:: Entries shown ::
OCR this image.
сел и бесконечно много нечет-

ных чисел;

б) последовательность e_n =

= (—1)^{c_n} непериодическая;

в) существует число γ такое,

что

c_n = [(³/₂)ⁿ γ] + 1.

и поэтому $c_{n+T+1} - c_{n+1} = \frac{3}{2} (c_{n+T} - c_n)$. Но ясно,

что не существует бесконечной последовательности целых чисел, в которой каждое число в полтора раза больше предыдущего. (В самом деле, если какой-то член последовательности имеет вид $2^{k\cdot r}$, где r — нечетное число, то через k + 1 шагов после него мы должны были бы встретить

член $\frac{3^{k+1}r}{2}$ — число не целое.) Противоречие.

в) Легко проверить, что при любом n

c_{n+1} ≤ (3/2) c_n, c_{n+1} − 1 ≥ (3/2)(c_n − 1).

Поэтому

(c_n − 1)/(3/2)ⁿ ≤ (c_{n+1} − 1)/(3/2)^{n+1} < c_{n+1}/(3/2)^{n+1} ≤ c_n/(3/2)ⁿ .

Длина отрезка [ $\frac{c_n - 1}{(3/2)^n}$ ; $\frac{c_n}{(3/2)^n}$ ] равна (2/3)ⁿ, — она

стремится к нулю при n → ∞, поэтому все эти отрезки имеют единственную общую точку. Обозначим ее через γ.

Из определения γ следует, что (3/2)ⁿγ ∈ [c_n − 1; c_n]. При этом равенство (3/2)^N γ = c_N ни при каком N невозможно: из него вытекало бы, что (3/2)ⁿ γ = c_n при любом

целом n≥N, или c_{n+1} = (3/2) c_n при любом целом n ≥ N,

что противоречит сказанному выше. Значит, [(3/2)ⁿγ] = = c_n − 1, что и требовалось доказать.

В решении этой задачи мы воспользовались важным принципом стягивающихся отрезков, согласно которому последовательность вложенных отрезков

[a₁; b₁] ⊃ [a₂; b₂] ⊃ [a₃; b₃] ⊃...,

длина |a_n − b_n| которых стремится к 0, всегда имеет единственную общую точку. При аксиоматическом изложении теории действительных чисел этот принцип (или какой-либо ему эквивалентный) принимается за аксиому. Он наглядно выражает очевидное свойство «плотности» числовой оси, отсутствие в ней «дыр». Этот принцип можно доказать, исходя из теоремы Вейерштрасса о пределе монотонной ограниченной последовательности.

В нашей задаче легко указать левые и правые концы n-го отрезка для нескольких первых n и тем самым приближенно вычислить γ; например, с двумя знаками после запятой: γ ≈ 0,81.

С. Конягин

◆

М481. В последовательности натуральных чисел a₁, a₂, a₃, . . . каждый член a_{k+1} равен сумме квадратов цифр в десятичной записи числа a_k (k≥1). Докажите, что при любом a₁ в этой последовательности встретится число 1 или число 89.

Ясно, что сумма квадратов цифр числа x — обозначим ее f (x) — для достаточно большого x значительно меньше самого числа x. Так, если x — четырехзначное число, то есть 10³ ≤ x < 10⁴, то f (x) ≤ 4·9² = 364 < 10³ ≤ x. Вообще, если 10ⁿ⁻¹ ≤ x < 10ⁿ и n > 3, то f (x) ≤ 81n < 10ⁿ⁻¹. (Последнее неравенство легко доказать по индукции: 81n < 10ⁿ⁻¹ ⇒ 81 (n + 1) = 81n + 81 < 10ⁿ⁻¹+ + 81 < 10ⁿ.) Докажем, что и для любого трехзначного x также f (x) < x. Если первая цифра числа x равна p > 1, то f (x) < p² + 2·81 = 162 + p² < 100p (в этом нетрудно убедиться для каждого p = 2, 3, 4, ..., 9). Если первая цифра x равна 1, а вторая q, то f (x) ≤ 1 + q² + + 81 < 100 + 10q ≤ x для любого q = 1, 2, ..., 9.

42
:::
Exercise: Return from the data every line that holds "через".

Response to this task:
что не существует бесконечной последовательности целых чисел, в которой каждое число в полтора раза больше предыдущего. (В самом деле, если какой-то член последовательности имеет вид $2^{k\cdot r}$, где r — нечетное число, то через k + 1 шагов после него мы должны были бы встретить
стремится к нулю при n → ∞, поэтому все эти отрезки имеют единственную общую точку. Обозначим ее через γ.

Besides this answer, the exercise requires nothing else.